→ Materials provided
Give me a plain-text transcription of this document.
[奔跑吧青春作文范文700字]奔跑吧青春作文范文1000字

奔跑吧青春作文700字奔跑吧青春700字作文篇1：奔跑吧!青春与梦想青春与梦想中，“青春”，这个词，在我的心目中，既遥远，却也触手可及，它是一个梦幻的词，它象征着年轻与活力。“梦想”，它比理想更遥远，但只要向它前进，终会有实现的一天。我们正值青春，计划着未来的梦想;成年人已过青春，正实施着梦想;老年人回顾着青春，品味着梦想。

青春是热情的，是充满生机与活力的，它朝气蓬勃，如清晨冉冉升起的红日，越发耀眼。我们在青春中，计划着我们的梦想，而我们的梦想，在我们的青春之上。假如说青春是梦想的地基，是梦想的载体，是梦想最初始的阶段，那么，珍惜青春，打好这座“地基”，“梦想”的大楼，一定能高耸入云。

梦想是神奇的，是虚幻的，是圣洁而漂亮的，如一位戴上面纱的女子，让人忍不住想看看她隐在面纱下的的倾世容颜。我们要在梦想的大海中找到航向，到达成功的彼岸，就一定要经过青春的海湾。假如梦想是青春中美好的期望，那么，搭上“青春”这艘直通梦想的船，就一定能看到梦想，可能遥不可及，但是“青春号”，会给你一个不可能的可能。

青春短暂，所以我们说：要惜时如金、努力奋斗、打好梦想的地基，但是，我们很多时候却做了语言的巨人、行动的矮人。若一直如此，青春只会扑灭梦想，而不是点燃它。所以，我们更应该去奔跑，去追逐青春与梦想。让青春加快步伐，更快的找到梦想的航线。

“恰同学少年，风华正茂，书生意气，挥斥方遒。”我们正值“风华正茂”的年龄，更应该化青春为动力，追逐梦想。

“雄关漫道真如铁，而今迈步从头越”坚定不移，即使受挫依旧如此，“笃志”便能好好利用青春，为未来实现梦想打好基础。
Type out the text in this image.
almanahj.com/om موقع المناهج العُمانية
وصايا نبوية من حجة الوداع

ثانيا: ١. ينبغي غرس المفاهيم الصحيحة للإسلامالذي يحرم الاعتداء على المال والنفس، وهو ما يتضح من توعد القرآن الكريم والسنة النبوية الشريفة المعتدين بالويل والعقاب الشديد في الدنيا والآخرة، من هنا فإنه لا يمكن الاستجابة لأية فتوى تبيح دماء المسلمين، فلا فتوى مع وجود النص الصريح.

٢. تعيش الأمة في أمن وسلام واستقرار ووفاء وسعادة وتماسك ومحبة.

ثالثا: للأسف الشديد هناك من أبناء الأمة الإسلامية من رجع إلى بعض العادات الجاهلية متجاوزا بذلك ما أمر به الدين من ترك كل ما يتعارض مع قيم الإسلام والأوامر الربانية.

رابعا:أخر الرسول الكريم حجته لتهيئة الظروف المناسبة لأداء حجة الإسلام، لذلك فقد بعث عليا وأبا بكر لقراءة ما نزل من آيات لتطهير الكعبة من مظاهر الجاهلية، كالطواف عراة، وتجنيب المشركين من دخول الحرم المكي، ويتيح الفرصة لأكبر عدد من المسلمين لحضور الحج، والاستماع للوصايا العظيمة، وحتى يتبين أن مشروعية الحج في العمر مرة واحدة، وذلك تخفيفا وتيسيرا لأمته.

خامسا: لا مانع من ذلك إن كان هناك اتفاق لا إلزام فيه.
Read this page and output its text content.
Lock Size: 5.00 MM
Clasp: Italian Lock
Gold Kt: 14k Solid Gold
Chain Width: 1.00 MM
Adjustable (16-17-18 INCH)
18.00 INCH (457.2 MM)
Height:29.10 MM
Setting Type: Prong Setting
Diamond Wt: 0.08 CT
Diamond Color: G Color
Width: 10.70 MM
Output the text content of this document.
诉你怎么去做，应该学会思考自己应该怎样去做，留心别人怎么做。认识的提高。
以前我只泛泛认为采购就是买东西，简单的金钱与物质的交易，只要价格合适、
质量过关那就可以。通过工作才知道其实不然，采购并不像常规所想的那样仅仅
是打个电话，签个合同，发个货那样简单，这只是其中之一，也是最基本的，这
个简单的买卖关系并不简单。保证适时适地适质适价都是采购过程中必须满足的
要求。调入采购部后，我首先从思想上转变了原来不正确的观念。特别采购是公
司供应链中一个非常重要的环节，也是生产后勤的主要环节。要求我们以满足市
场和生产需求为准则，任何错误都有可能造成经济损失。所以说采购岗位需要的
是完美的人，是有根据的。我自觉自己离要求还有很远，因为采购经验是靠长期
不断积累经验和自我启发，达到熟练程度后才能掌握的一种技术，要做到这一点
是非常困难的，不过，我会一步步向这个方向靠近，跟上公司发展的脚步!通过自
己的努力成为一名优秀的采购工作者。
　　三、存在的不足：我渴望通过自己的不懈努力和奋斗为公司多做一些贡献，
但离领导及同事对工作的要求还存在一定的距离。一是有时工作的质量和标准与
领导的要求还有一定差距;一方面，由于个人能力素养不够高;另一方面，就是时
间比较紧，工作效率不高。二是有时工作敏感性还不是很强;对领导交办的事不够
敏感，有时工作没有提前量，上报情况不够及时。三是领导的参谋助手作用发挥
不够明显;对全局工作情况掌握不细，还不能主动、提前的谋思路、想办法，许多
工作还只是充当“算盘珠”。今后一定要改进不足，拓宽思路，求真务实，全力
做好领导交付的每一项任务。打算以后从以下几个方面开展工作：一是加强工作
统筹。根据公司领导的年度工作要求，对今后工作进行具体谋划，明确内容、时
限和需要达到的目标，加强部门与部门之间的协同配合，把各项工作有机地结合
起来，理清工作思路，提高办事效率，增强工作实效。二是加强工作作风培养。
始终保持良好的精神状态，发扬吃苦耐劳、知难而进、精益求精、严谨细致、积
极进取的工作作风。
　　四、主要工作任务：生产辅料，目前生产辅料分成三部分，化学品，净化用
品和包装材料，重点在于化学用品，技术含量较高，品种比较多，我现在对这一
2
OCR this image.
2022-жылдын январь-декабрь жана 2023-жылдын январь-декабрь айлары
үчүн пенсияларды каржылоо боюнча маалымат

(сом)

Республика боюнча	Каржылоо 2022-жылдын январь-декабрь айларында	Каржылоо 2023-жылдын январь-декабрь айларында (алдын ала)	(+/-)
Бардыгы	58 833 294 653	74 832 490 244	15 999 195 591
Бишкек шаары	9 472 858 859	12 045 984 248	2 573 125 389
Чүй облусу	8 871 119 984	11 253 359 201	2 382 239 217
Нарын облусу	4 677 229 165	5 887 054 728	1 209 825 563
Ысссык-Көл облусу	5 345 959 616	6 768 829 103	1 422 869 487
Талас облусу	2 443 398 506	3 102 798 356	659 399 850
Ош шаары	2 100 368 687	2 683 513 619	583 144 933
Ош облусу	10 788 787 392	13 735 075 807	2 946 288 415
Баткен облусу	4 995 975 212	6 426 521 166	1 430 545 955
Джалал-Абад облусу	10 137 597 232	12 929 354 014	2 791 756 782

→ Required work
Each record must be repeated exactly as it is.

→ Solution to this problem
Give me a plain-text transcription of this document.
[奔跑吧青春作文范文700字]奔跑吧青春作文范文1000字

奔跑吧青春作文700字奔跑吧青春700字作文篇1：奔跑吧!青春与梦想青春与梦想中，“青春”，这个词，在我的心目中，既遥远，却也触手可及，它是一个梦幻的词，它象征着年轻与活力。“梦想”，它比理想更遥远，但只要向它前进，终会有实现的一天。我们正值青春，计划着未来的梦想;成年人已过青春，正实施着梦想;老年人回顾着青春，品味着梦想。

青春是热情的，是充满生机与活力的，它朝气蓬勃，如清晨冉冉升起的红日，越发耀眼。我们在青春中，计划着我们的梦想，而我们的梦想，在我们的青春之上。假如说青春是梦想的地基，是梦想的载体，是梦想最初始的阶段，那么，珍惜青春，打好这座“地基”，“梦想”的大楼，一定能高耸入云。

梦想是神奇的，是虚幻的，是圣洁而漂亮的，如一位戴上面纱的女子，让人忍不住想看看她隐在面纱下的的倾世容颜。我们要在梦想的大海中找到航向，到达成功的彼岸，就一定要经过青春的海湾。假如梦想是青春中美好的期望，那么，搭上“青春”这艘直通梦想的船，就一定能看到梦想，可能遥不可及，但是“青春号”，会给你一个不可能的可能。

青春短暂，所以我们说：要惜时如金、努力奋斗、打好梦想的地基，但是，我们很多时候却做了语言的巨人、行动的矮人。若一直如此，青春只会扑灭梦想，而不是点燃它。所以，我们更应该去奔跑，去追逐青春与梦想。让青春加快步伐，更快的找到梦想的航线。

“恰同学少年，风华正茂，书生意气，挥斥方遒。”我们正值“风华正茂”的年龄，更应该化青春为动力，追逐梦想。

“雄关漫道真如铁，而今迈步从头越”坚定不移，即使受挫依旧如此，“笃志”便能好好利用青春，为未来实现梦想打好基础。
Type out the text in this image.
almanahj.com/om موقع المناهج العُمانية
وصايا نبوية من حجة الوداع

ثانيا: ١. ينبغي غرس المفاهيم الصحيحة للإسلامالذي يحرم الاعتداء على المال والنفس، وهو ما يتضح من توعد القرآن الكريم والسنة النبوية الشريفة المعتدين بالويل والعقاب الشديد في الدنيا والآخرة، من هنا فإنه لا يمكن الاستجابة لأية فتوى تبيح دماء المسلمين، فلا فتوى مع وجود النص الصريح.

٢. تعيش الأمة في أمن وسلام واستقرار ووفاء وسعادة وتماسك ومحبة.

ثالثا: للأسف الشديد هناك من أبناء الأمة الإسلامية من رجع إلى بعض العادات الجاهلية متجاوزا بذلك ما أمر به الدين من ترك كل ما يتعارض مع قيم الإسلام والأوامر الربانية.

رابعا:أخر الرسول الكريم حجته لتهيئة الظروف المناسبة لأداء حجة الإسلام، لذلك فقد بعث عليا وأبا بكر لقراءة ما نزل من آيات لتطهير الكعبة من مظاهر الجاهلية، كالطواف عراة، وتجنيب المشركين من دخول الحرم المكي، ويتيح الفرصة لأكبر عدد من المسلمين لحضور الحج، والاستماع للوصايا العظيمة، وحتى يتبين أن مشروعية الحج في العمر مرة واحدة، وذلك تخفيفا وتيسيرا لأمته.

خامسا: لا مانع من ذلك إن كان هناك اتفاق لا إلزام فيه.
Read this page and output its text content.
Lock Size: 5.00 MM
Clasp: Italian Lock
Gold Kt: 14k Solid Gold
Chain Width: 1.00 MM
Adjustable (16-17-18 INCH)
18.00 INCH (457.2 MM)
Height:29.10 MM
Setting Type: Prong Setting
Diamond Wt: 0.08 CT
Diamond Color: G Color
Width: 10.70 MM
Output the text content of this document.
诉你怎么去做，应该学会思考自己应该怎样去做，留心别人怎么做。认识的提高。
以前我只泛泛认为采购就是买东西，简单的金钱与物质的交易，只要价格合适、
质量过关那就可以。通过工作才知道其实不然，采购并不像常规所想的那样仅仅
是打个电话，签个合同，发个货那样简单，这只是其中之一，也是最基本的，这
个简单的买卖关系并不简单。保证适时适地适质适价都是采购过程中必须满足的
要求。调入采购部后，我首先从思想上转变了原来不正确的观念。特别采购是公
司供应链中一个非常重要的环节，也是生产后勤的主要环节。要求我们以满足市
场和生产需求为准则，任何错误都有可能造成经济损失。所以说采购岗位需要的
是完美的人，是有根据的。我自觉自己离要求还有很远，因为采购经验是靠长期
不断积累经验和自我启发，达到熟练程度后才能掌握的一种技术，要做到这一点
是非常困难的，不过，我会一步步向这个方向靠近，跟上公司发展的脚步!通过自
己的努力成为一名优秀的采购工作者。
　　三、存在的不足：我渴望通过自己的不懈努力和奋斗为公司多做一些贡献，
但离领导及同事对工作的要求还存在一定的距离。一是有时工作的质量和标准与
领导的要求还有一定差距;一方面，由于个人能力素养不够高;另一方面，就是时
间比较紧，工作效率不高。二是有时工作敏感性还不是很强;对领导交办的事不够
敏感，有时工作没有提前量，上报情况不够及时。三是领导的参谋助手作用发挥
不够明显;对全局工作情况掌握不细，还不能主动、提前的谋思路、想办法，许多
工作还只是充当“算盘珠”。今后一定要改进不足，拓宽思路，求真务实，全力
做好领导交付的每一项任务。打算以后从以下几个方面开展工作：一是加强工作
统筹。根据公司领导的年度工作要求，对今后工作进行具体谋划，明确内容、时
限和需要达到的目标，加强部门与部门之间的协同配合，把各项工作有机地结合
起来，理清工作思路，提高办事效率，增强工作实效。二是加强工作作风培养。
始终保持良好的精神状态，发扬吃苦耐劳、知难而进、精益求精、严谨细致、积
极进取的工作作风。
　　四、主要工作任务：生产辅料，目前生产辅料分成三部分，化学品，净化用
品和包装材料，重点在于化学用品，技术含量较高，品种比较多，我现在对这一
2
OCR this image.
2022-жылдын январь-декабрь жана 2023-жылдын январь-декабрь айлары
үчүн пенсияларды каржылоо боюнча маалымат

(сом)

Республика боюнча	Каржылоо 2022-жылдын январь-декабрь айларында	Каржылоо 2023-жылдын январь-декабрь айларында (алдын ала)	(+/-)
Бардыгы	58 833 294 653	74 832 490 244	15 999 195 591
Бишкек шаары	9 472 858 859	12 045 984 248	2 573 125 389
Чүй облусу	8 871 119 984	11 253 359 201	2 382 239 217
Нарын облусу	4 677 229 165	5 887 054 728	1 209 825 563
Ысссык-Көл облусу	5 345 959 616	6 768 829 103	1 422 869 487
Талас облусу	2 443 398 506	3 102 798 356	659 399 850
Ош шаары	2 100 368 687	2 683 513 619	583 144 933
Ош облусу	10 788 787 392	13 735 075 807	2 946 288 415
Баткен облусу	4 995 975 212	6 426 521 166	1 430 545 955
Джалал-Абад облусу	10 137 597 232	12 929 354 014	2 791 756 782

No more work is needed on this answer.